Omit all images, then return the remaining material exactly as it stands.

>> BEGIN Data entries

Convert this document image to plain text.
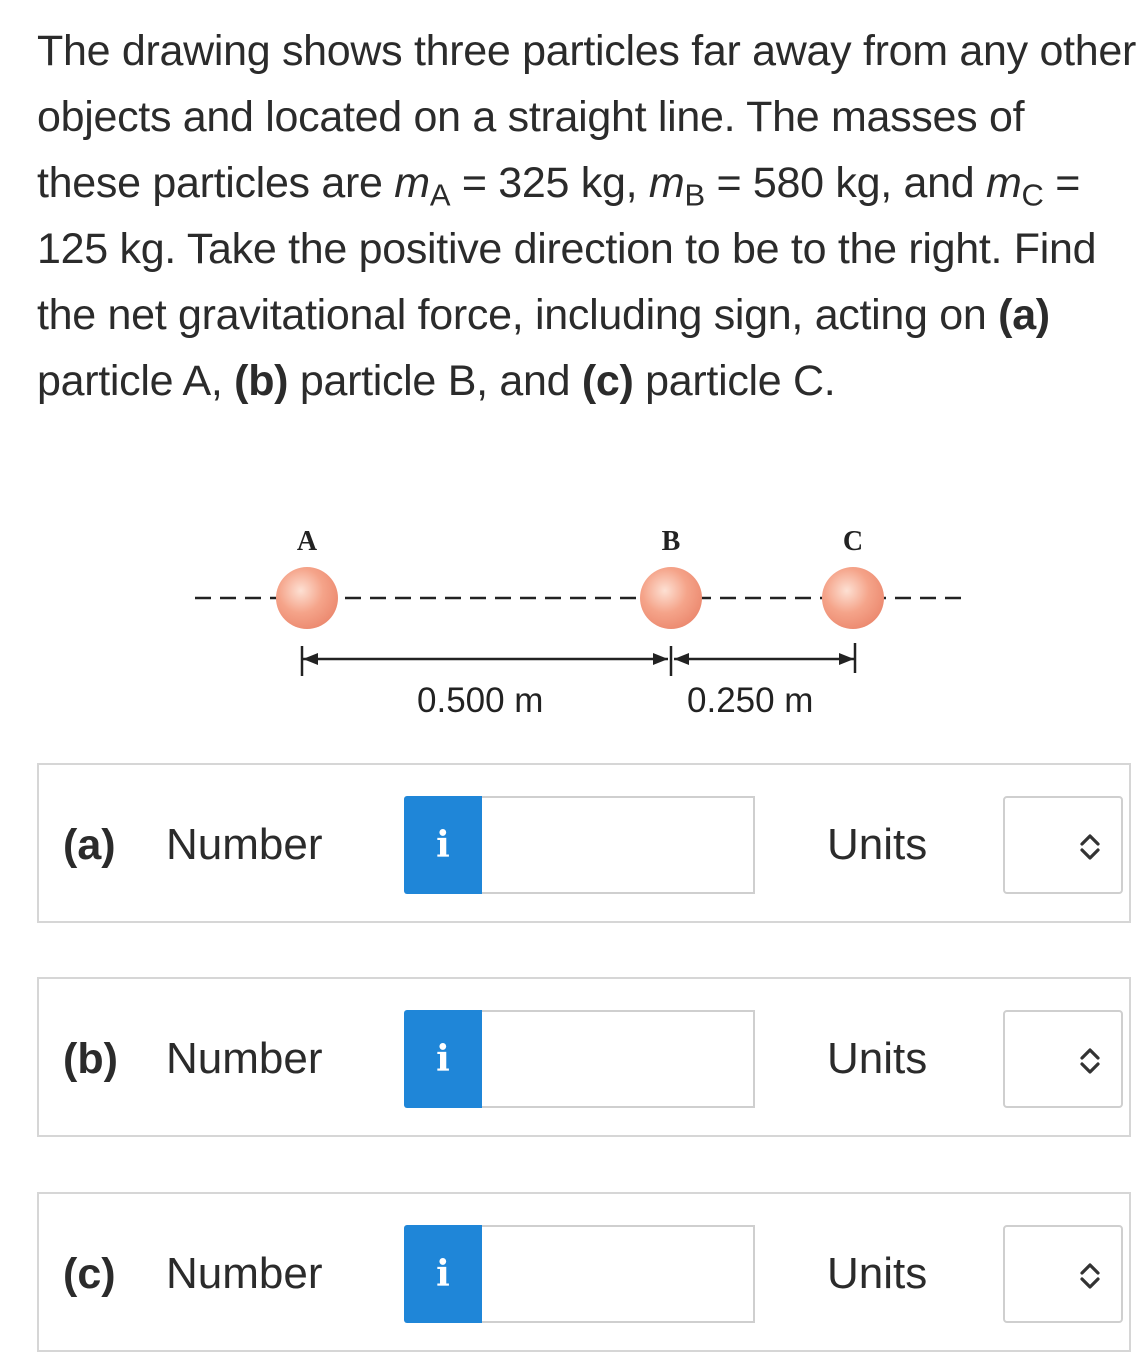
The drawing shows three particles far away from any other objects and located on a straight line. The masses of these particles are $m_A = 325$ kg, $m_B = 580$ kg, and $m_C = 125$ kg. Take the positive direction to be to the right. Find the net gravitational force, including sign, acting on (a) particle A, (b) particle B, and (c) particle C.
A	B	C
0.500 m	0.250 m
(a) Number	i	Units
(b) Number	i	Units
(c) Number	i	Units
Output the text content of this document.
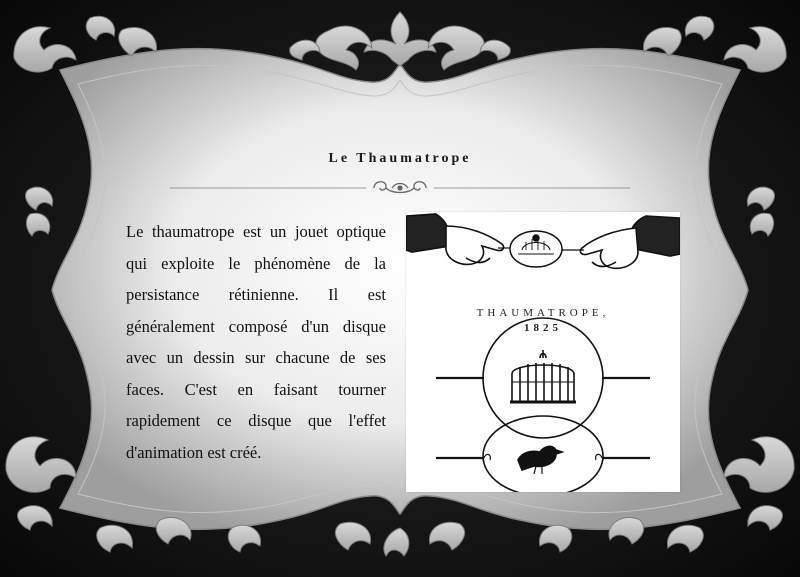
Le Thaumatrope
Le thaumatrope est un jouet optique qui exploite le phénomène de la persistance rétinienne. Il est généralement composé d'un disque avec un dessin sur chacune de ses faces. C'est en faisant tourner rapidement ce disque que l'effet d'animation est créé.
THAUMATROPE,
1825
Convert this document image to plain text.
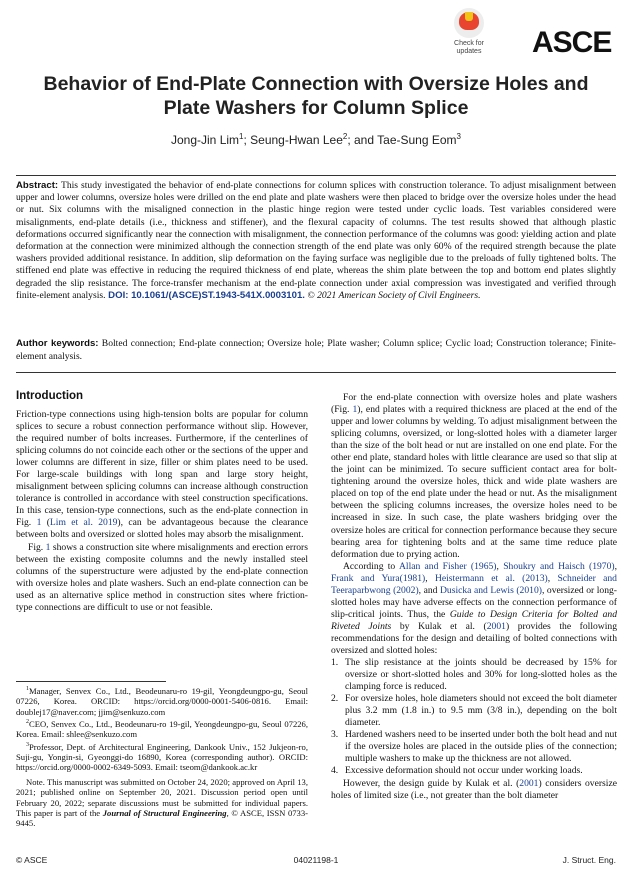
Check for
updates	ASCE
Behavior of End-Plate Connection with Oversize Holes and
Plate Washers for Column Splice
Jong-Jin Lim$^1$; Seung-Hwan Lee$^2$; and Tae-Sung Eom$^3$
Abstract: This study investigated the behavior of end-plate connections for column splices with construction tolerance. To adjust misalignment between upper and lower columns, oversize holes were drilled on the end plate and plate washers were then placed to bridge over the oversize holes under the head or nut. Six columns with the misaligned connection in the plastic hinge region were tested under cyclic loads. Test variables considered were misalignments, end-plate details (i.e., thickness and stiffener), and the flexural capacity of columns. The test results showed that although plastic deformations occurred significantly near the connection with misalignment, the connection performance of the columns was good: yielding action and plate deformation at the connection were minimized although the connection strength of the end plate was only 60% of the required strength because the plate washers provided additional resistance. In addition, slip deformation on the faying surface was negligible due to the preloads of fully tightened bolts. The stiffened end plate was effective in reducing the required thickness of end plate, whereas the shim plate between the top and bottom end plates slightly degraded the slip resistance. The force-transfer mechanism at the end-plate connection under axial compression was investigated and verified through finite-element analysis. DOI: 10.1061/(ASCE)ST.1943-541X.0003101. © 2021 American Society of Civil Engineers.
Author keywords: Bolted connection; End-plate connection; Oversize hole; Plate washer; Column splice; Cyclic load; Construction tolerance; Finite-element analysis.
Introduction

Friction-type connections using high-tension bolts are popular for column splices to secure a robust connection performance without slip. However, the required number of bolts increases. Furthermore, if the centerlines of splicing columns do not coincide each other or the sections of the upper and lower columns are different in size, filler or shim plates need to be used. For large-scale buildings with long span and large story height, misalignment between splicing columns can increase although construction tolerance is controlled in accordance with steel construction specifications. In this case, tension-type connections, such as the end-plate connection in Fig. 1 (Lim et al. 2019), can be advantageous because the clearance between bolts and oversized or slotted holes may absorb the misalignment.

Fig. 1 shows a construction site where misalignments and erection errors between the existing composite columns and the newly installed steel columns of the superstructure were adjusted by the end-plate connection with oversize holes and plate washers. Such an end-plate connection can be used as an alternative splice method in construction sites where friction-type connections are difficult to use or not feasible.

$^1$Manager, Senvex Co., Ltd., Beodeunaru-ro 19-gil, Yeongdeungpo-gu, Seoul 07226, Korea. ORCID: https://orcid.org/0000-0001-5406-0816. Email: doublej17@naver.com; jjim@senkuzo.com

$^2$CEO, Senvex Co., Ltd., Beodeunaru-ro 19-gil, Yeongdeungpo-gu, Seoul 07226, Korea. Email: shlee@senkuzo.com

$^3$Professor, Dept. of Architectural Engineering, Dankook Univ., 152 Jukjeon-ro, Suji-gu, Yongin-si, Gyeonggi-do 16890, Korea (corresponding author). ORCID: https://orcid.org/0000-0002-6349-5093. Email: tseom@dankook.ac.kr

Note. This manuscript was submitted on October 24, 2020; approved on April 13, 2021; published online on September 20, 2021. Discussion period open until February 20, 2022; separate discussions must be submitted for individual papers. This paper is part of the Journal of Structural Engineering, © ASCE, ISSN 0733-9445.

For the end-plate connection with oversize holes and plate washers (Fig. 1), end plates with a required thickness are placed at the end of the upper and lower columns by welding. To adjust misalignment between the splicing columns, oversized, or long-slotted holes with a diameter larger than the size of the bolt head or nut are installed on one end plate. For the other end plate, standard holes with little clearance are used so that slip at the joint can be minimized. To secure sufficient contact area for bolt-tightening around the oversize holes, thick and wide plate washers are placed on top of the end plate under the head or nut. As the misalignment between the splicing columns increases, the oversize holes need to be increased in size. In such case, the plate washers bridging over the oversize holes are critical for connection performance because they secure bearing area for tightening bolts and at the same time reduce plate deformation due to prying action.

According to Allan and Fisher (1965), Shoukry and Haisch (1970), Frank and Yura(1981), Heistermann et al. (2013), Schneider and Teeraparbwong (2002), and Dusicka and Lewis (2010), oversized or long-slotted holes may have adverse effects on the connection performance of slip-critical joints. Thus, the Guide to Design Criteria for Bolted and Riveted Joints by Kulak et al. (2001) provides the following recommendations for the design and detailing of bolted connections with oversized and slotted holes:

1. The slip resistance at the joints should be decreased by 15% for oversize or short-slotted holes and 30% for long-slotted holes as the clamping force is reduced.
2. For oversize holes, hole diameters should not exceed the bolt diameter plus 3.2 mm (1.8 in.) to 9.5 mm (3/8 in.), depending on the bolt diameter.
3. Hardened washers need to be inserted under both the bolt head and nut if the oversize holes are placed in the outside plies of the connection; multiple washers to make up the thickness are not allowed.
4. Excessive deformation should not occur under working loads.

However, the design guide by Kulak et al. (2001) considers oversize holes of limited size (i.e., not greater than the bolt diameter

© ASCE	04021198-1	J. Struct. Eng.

>> END Data entries

Worked solution:
Convert this document image to plain text.
The drawing shows three particles far away from any other objects and located on a straight line. The masses of these particles are $m_A = 325$ kg, $m_B = 580$ kg, and $m_C = 125$ kg. Take the positive direction to be to the right. Find the net gravitational force, including sign, acting on (a) particle A, (b) particle B, and (c) particle C.
A	B	C
0.500 m	0.250 m
(a) Number	i	Units
(b) Number	i	Units
(c) Number	i	Units
Output the text content of this document.
Le Thaumatrope
Le thaumatrope est un jouet optique qui exploite le phénomène de la persistance rétinienne. Il est généralement composé d'un disque avec un dessin sur chacune de ses faces. C'est en faisant tourner rapidement ce disque que l'effet d'animation est créé.
THAUMATROPE,
1825
Convert this document image to plain text.
Check for
updates	ASCE
Behavior of End-Plate Connection with Oversize Holes and
Plate Washers for Column Splice
Jong-Jin Lim$^1$; Seung-Hwan Lee$^2$; and Tae-Sung Eom$^3$
Abstract: This study investigated the behavior of end-plate connections for column splices with construction tolerance. To adjust misalignment between upper and lower columns, oversize holes were drilled on the end plate and plate washers were then placed to bridge over the oversize holes under the head or nut. Six columns with the misaligned connection in the plastic hinge region were tested under cyclic loads. Test variables considered were misalignments, end-plate details (i.e., thickness and stiffener), and the flexural capacity of columns. The test results showed that although plastic deformations occurred significantly near the connection with misalignment, the connection performance of the columns was good: yielding action and plate deformation at the connection were minimized although the connection strength of the end plate was only 60% of the required strength because the plate washers provided additional resistance. In addition, slip deformation on the faying surface was negligible due to the preloads of fully tightened bolts. The stiffened end plate was effective in reducing the required thickness of end plate, whereas the shim plate between the top and bottom end plates slightly degraded the slip resistance. The force-transfer mechanism at the end-plate connection under axial compression was investigated and verified through finite-element analysis. DOI: 10.1061/(ASCE)ST.1943-541X.0003101. © 2021 American Society of Civil Engineers.
Author keywords: Bolted connection; End-plate connection; Oversize hole; Plate washer; Column splice; Cyclic load; Construction tolerance; Finite-element analysis.
Introduction

Friction-type connections using high-tension bolts are popular for column splices to secure a robust connection performance without slip. However, the required number of bolts increases. Furthermore, if the centerlines of splicing columns do not coincide each other or the sections of the upper and lower columns are different in size, filler or shim plates need to be used. For large-scale buildings with long span and large story height, misalignment between splicing columns can increase although construction tolerance is controlled in accordance with steel construction specifications. In this case, tension-type connections, such as the end-plate connection in Fig. 1 (Lim et al. 2019), can be advantageous because the clearance between bolts and oversized or slotted holes may absorb the misalignment.

Fig. 1 shows a construction site where misalignments and erection errors between the existing composite columns and the newly installed steel columns of the superstructure were adjusted by the end-plate connection with oversize holes and plate washers. Such an end-plate connection can be used as an alternative splice method in construction sites where friction-type connections are difficult to use or not feasible.

$^1$Manager, Senvex Co., Ltd., Beodeunaru-ro 19-gil, Yeongdeungpo-gu, Seoul 07226, Korea. ORCID: https://orcid.org/0000-0001-5406-0816. Email: doublej17@naver.com; jjim@senkuzo.com

$^2$CEO, Senvex Co., Ltd., Beodeunaru-ro 19-gil, Yeongdeungpo-gu, Seoul 07226, Korea. Email: shlee@senkuzo.com

$^3$Professor, Dept. of Architectural Engineering, Dankook Univ., 152 Jukjeon-ro, Suji-gu, Yongin-si, Gyeonggi-do 16890, Korea (corresponding author). ORCID: https://orcid.org/0000-0002-6349-5093. Email: tseom@dankook.ac.kr

Note. This manuscript was submitted on October 24, 2020; approved on April 13, 2021; published online on September 20, 2021. Discussion period open until February 20, 2022; separate discussions must be submitted for individual papers. This paper is part of the Journal of Structural Engineering, © ASCE, ISSN 0733-9445.

For the end-plate connection with oversize holes and plate washers (Fig. 1), end plates with a required thickness are placed at the end of the upper and lower columns by welding. To adjust misalignment between the splicing columns, oversized, or long-slotted holes with a diameter larger than the size of the bolt head or nut are installed on one end plate. For the other end plate, standard holes with little clearance are used so that slip at the joint can be minimized. To secure sufficient contact area for bolt-tightening around the oversize holes, thick and wide plate washers are placed on top of the end plate under the head or nut. As the misalignment between the splicing columns increases, the oversize holes need to be increased in size. In such case, the plate washers bridging over the oversize holes are critical for connection performance because they secure bearing area for tightening bolts and at the same time reduce plate deformation due to prying action.

According to Allan and Fisher (1965), Shoukry and Haisch (1970), Frank and Yura(1981), Heistermann et al. (2013), Schneider and Teeraparbwong (2002), and Dusicka and Lewis (2010), oversized or long-slotted holes may have adverse effects on the connection performance of slip-critical joints. Thus, the Guide to Design Criteria for Bolted and Riveted Joints by Kulak et al. (2001) provides the following recommendations for the design and detailing of bolted connections with oversized and slotted holes:

1. The slip resistance at the joints should be decreased by 15% for oversize or short-slotted holes and 30% for long-slotted holes as the clamping force is reduced.
2. For oversize holes, hole diameters should not exceed the bolt diameter plus 3.2 mm (1.8 in.) to 9.5 mm (3/8 in.), depending on the bolt diameter.
3. Hardened washers need to be inserted under both the bolt head and nut if the oversize holes are placed in the outside plies of the connection; multiple washers to make up the thickness are not allowed.
4. Excessive deformation should not occur under working loads.

However, the design guide by Kulak et al. (2001) considers oversize holes of limited size (i.e., not greater than the bolt diameter

© ASCE	04021198-1	J. Struct. Eng.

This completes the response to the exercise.